━━━━━ DATASET ━━━━━

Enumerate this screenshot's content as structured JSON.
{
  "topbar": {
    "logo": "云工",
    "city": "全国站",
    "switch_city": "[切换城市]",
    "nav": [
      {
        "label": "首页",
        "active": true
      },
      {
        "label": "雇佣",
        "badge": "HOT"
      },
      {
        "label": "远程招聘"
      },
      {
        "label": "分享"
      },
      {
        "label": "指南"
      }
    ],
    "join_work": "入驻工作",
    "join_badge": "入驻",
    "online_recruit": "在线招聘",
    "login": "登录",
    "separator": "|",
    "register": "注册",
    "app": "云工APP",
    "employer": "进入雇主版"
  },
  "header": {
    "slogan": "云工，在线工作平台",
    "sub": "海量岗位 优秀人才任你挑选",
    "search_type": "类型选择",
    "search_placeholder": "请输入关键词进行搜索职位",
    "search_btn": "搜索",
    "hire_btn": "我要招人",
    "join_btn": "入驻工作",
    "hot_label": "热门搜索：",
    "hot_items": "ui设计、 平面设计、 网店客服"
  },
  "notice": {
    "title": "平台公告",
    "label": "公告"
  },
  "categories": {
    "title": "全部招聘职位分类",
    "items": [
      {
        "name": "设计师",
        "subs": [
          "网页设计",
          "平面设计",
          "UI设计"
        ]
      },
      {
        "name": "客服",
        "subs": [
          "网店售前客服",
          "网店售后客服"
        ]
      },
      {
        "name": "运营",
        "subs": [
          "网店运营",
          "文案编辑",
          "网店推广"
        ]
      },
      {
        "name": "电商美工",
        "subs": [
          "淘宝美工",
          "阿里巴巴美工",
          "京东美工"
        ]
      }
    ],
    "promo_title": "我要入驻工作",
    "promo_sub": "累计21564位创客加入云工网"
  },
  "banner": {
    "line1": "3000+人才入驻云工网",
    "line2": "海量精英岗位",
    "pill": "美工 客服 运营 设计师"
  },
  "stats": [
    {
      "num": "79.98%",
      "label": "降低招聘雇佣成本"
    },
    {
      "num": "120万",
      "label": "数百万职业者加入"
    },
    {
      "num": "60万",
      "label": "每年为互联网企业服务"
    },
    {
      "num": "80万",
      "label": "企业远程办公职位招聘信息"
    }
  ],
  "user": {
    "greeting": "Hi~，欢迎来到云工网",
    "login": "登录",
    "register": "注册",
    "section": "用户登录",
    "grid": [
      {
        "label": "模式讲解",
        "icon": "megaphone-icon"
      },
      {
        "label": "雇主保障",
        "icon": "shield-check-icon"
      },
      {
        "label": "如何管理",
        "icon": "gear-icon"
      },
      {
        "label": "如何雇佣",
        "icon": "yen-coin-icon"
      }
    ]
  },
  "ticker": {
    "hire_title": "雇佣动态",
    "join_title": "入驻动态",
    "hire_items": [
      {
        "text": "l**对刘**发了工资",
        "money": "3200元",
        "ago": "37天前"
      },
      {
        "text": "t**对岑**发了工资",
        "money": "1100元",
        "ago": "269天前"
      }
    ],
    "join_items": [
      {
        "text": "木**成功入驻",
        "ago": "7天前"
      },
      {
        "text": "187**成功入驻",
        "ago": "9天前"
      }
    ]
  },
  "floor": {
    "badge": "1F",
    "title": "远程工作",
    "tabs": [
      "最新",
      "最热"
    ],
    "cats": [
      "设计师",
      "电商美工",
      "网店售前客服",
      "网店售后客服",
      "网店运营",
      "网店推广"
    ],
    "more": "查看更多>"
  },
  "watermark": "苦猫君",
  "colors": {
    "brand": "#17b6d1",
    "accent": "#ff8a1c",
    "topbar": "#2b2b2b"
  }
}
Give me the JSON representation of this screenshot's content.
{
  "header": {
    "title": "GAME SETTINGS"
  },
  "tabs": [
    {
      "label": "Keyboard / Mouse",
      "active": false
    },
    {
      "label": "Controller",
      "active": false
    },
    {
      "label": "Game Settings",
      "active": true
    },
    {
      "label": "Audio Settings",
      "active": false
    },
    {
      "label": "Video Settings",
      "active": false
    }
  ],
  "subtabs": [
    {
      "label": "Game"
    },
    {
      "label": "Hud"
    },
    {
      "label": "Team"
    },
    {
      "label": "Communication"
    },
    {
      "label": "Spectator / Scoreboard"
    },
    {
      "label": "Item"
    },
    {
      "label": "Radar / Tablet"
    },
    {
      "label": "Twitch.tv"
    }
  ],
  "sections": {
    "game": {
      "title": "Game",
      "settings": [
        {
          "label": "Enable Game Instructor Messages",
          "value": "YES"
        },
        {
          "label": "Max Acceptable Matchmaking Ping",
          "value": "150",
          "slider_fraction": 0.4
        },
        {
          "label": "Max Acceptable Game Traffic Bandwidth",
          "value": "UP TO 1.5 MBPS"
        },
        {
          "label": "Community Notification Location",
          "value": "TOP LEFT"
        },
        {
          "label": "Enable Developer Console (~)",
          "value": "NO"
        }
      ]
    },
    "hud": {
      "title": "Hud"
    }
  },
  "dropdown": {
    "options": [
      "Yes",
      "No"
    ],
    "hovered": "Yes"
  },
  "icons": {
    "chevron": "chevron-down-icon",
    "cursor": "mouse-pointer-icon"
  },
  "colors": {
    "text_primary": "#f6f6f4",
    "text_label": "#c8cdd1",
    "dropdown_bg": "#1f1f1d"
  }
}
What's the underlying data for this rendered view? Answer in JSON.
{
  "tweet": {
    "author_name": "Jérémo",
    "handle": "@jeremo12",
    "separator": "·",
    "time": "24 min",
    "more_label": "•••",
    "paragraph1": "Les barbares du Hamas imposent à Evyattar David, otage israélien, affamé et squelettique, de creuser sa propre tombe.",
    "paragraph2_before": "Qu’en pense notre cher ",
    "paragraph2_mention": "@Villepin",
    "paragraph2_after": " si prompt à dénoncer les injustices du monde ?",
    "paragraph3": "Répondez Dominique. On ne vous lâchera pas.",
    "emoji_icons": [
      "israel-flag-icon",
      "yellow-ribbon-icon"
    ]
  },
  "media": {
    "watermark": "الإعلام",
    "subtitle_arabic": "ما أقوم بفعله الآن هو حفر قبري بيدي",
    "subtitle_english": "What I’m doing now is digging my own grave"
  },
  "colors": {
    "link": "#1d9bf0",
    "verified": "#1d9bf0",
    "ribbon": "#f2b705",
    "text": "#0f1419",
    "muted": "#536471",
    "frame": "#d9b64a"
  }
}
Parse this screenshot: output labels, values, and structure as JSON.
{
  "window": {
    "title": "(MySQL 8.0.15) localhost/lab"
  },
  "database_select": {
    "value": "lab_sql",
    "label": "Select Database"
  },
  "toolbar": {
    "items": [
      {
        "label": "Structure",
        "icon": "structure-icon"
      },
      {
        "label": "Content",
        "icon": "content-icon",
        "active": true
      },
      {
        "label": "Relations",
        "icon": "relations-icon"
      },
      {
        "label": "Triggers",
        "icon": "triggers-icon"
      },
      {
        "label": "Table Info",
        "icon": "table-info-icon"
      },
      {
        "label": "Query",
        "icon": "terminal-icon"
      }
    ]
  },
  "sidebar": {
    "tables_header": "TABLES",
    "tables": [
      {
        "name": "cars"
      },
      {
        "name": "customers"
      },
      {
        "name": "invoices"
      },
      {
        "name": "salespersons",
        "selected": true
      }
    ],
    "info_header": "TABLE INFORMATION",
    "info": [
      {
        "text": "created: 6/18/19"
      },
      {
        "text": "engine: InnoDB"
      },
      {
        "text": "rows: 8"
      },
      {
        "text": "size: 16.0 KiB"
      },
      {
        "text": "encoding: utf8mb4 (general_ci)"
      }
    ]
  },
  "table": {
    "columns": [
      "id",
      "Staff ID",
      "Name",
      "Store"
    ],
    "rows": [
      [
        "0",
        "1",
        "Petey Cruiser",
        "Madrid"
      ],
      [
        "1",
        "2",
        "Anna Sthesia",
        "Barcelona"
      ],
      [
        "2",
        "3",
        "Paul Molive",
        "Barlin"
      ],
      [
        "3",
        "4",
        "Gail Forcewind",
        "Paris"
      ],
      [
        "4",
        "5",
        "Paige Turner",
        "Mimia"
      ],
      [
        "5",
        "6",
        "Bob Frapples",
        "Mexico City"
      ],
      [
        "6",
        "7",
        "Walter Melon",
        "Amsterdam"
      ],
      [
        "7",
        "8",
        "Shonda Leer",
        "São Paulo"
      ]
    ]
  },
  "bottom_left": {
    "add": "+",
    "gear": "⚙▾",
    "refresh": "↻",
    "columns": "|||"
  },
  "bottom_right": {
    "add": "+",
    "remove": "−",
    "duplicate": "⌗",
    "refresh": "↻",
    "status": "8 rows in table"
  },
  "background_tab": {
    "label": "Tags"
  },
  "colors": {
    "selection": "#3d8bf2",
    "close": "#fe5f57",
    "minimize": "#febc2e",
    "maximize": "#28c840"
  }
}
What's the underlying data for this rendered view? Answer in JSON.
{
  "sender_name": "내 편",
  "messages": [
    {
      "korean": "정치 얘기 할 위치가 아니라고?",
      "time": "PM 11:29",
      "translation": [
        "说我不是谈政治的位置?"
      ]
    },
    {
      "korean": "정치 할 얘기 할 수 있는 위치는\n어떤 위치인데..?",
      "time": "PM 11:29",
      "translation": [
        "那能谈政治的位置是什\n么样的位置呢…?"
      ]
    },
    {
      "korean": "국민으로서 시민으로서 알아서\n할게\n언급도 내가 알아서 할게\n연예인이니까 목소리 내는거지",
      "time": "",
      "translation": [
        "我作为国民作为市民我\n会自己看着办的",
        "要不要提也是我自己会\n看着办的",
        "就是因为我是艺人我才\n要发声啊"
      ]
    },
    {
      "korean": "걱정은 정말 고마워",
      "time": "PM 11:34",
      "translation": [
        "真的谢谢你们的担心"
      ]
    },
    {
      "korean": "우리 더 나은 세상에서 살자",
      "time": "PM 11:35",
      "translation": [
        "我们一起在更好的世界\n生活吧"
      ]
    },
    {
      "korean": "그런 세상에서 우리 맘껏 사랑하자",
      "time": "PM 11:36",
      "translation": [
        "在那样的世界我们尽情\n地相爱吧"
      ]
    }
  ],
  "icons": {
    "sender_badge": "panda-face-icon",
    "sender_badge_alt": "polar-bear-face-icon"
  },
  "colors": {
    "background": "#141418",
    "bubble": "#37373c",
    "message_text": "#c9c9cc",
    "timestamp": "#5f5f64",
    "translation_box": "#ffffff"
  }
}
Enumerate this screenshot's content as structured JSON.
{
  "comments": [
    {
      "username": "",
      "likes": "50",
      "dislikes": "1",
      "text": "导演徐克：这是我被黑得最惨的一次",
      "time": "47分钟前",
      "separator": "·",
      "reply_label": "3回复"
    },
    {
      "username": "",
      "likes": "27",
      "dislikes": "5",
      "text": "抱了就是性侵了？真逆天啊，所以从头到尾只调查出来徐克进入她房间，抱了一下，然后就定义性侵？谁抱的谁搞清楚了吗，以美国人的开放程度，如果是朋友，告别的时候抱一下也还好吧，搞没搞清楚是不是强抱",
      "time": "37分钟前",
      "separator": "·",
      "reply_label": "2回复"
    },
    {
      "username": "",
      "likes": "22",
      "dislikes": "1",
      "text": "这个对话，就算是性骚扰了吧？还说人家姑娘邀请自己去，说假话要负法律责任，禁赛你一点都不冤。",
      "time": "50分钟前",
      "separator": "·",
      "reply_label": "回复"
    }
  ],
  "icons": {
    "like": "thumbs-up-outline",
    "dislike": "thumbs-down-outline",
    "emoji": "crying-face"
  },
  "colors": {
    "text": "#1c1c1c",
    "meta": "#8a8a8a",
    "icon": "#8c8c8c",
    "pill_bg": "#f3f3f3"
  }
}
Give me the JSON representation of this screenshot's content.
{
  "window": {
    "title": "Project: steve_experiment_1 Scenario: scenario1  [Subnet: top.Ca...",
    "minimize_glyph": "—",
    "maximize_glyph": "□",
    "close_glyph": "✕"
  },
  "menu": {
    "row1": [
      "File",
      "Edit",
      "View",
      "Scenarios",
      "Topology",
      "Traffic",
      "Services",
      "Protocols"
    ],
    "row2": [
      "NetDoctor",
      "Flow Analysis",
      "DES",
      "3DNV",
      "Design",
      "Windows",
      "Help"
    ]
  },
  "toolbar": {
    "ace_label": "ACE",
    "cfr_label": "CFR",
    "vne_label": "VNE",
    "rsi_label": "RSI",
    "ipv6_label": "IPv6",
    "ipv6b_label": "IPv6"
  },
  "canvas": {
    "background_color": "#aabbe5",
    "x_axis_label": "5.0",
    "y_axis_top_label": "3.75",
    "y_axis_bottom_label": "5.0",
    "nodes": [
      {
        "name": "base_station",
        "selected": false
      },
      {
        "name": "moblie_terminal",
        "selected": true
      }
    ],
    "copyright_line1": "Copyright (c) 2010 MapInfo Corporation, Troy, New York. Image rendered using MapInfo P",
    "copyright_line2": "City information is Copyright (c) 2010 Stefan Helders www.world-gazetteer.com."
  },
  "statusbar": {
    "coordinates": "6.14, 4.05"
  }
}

━━━━━

**STATED EXERCISE:**
Lines containing the string "Acceptable" are to be selected and copied.

**RESULT FOR THIS TASK:**
          "label": "Max Acceptable Matchmaking Ping",
          "label": "Max Acceptable Game Traffic Bandwidth",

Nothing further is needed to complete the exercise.